Task prompt
In the records that follow, locate every line with "JSON" and extract it.

Given entries

▬▬▬

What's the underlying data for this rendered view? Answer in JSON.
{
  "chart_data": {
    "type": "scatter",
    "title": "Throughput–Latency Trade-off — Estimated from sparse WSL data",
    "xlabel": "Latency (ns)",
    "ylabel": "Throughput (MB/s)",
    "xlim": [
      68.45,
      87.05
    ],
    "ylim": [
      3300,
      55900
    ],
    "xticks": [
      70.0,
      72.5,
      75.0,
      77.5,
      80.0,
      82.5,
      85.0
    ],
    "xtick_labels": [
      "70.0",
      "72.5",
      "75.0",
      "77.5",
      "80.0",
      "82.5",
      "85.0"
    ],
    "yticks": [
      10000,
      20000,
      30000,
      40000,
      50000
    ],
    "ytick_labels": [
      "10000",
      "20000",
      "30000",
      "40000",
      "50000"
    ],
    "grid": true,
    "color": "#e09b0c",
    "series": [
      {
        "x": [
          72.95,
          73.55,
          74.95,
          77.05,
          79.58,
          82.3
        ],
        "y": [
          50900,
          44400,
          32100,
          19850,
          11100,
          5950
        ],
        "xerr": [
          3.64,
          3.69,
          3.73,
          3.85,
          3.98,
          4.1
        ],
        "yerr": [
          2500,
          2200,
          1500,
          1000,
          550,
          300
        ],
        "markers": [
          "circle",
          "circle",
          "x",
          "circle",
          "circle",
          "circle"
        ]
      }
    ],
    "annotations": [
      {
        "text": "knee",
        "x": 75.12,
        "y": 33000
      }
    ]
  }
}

▬▬▬

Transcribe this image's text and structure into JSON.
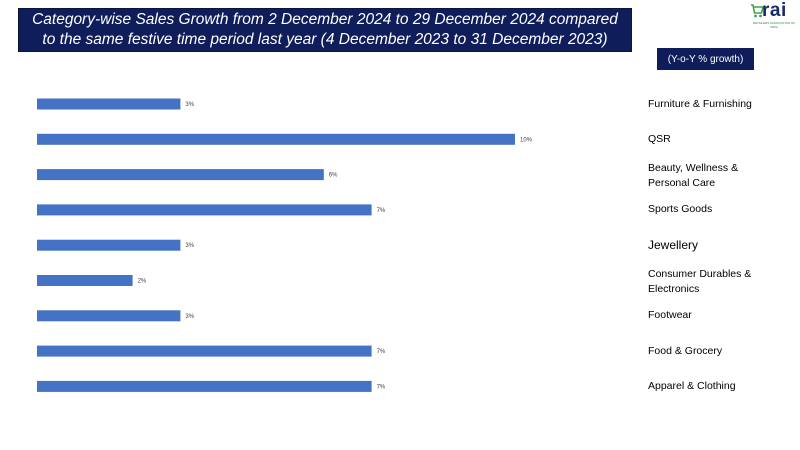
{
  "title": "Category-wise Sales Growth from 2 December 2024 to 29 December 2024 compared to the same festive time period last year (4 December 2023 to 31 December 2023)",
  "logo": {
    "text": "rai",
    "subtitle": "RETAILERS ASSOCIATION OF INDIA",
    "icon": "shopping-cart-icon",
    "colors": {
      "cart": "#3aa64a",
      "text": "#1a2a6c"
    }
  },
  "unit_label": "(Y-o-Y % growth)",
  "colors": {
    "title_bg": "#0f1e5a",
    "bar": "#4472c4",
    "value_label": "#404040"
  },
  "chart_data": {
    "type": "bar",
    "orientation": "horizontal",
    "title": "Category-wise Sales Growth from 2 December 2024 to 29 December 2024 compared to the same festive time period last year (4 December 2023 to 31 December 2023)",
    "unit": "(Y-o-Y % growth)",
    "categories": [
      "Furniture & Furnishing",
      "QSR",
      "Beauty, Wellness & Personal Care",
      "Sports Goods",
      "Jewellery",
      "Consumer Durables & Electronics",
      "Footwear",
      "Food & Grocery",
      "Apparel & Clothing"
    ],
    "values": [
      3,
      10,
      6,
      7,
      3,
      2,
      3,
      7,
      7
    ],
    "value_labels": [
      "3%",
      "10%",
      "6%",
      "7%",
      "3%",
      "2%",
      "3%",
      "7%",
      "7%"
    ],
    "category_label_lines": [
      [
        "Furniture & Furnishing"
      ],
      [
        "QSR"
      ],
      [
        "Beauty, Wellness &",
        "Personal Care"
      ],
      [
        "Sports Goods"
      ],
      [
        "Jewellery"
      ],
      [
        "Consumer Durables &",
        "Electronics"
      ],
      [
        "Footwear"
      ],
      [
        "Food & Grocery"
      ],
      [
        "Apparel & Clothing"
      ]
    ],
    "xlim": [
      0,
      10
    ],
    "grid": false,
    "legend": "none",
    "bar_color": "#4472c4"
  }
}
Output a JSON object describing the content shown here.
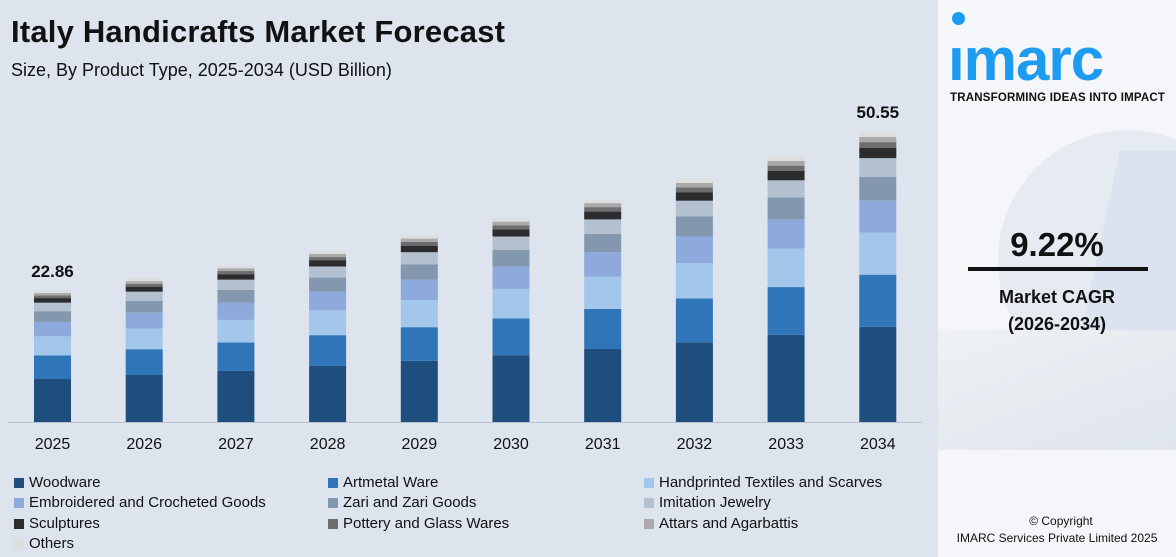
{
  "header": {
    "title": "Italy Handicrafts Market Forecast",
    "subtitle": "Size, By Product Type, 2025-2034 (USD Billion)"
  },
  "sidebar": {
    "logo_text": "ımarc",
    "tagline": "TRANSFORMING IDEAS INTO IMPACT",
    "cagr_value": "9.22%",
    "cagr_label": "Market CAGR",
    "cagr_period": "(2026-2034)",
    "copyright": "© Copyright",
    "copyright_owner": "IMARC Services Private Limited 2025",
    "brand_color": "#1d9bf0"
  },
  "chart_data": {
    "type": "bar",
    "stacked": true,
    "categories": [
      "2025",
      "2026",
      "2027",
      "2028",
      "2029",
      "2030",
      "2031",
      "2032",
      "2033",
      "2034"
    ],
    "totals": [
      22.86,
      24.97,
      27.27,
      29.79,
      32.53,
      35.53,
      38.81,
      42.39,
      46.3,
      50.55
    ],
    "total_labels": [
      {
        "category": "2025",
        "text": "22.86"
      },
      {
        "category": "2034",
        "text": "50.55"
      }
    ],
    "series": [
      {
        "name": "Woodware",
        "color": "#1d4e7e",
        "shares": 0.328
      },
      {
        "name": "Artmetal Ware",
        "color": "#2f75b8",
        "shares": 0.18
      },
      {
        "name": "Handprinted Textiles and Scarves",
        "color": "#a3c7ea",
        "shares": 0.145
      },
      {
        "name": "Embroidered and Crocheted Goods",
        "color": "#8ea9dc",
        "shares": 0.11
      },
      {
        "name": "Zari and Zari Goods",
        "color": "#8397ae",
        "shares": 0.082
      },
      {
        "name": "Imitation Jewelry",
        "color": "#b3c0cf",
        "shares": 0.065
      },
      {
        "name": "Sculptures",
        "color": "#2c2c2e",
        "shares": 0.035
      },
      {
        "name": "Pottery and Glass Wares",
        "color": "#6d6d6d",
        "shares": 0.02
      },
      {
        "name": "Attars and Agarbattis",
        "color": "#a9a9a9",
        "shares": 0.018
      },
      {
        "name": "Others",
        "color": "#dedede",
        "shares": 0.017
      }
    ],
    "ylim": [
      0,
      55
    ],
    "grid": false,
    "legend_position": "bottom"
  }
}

▬▬▬

Exercise answer
What's the underlying data for this rendered view? Answer in JSON.
Transcribe this image's text and structure into JSON.
Output a JSON object describing the content shown here.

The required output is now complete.